> [DATA PROVIDED]:

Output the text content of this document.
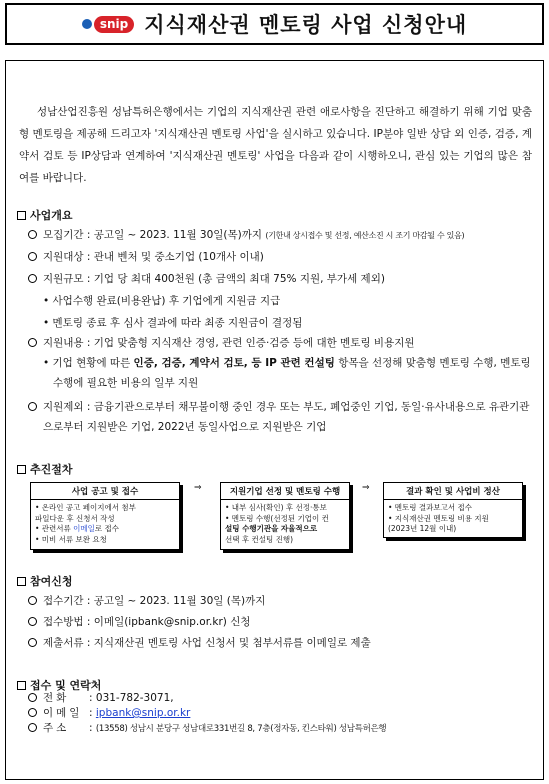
snip 지식재산권 멘토링 사업 신청안내

성남산업진흥원 성남특허은행에서는 기업의 지식재산권 관련 애로사항을 진단하고 해결하기 위해 기업 맞춤형 멘토링을 제공해 드리고자 '지식재산권 멘토링 사업'을 실시하고 있습니다. IP분야 일반 상담 외 인증, 검증, 계약서 검토 등 IP상담과 연계하여 '지식재산권 멘토링' 사업을 다음과 같이 시행하오니, 관심 있는 기업의 많은 참여를 바랍니다.

사업개요
모집기간 : 공고일 ~ 2023. 11월 30일(목)까지 (기한내 상시접수 및 선정, 예산소진 시 조기 마감될 수 있음)
지원대상 : 관내 벤처 및 중소기업 (10개사 이내)
지원규모 : 기업 당 최대 400천원 (총 금액의 최대 75% 지원, 부가세 제외)
• 사업수행 완료(비용완납) 후 기업에게 지원금 지급
• 멘토링 종료 후 심사 결과에 따라 최종 지원금이 결정됨
지원내용 : 기업 맞춤형 지식재산 경영, 관련 인증·검증 등에 대한 멘토링 비용지원
• 기업 현황에 따른 인증, 검증, 계약서 검토, 등 IP 관련 컨설팅 항목을 선정해 맞춤형 멘토링 수행, 멘토링 수행에 필요한 비용의 일부 지원
지원제외 : 금융기관으로부터 채무불이행 중인 경우 또는 부도, 폐업중인 기업, 동일·유사내용으로 유관기관으로부터 지원받은 기업, 2022년 동일사업으로 지원받은 기업
추진절차
사업 공고 및 접수
• 온라인 공고 페이지에서 첨부
파일다운 후 신청서 작성
• 관련서류 이메일로 접수
• 미비 서류 보완 요청
⇒	지원기업 선정 및 멘토링 수행
• 내부 심사(확인) 후 선정·통보
• 멘토링 수행(선정된 기업이 컨
설팅 수행기관을 자율적으로
선택 후 컨설팅 진행)
⇒	결과 확인 및 사업비 정산
• 멘토링 결과보고서 접수
• 지식재산권 멘토링 비용 지원
(2023년 12월 이내)
참여신청
접수기간 : 공고일 ~ 2023. 11월 30일 (목)까지
접수방법 : 이메일(ipbank@snip.or.kr) 신청
제출서류 : 지식재산권 멘토링 사업 신청서 및 첨부서류를 이메일로 제출
접수 및 연락처
전화 : 031-782-3071,
이메일 : ipbank@snip.or.kr
주소 : (13558) 성남시 분당구 성남대로331번길 8, 7층(정자동, 킨스타워) 성남특허은행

> [PROBLEM STATEMENT]:
Which lines hold the word "이메일로"? Copy every one of them.

> [OUTPUT BELOW]:
• 관련서류 이메일로 접수
제출서류 : 지식재산권 멘토링 사업 신청서 및 첨부서류를 이메일로 제출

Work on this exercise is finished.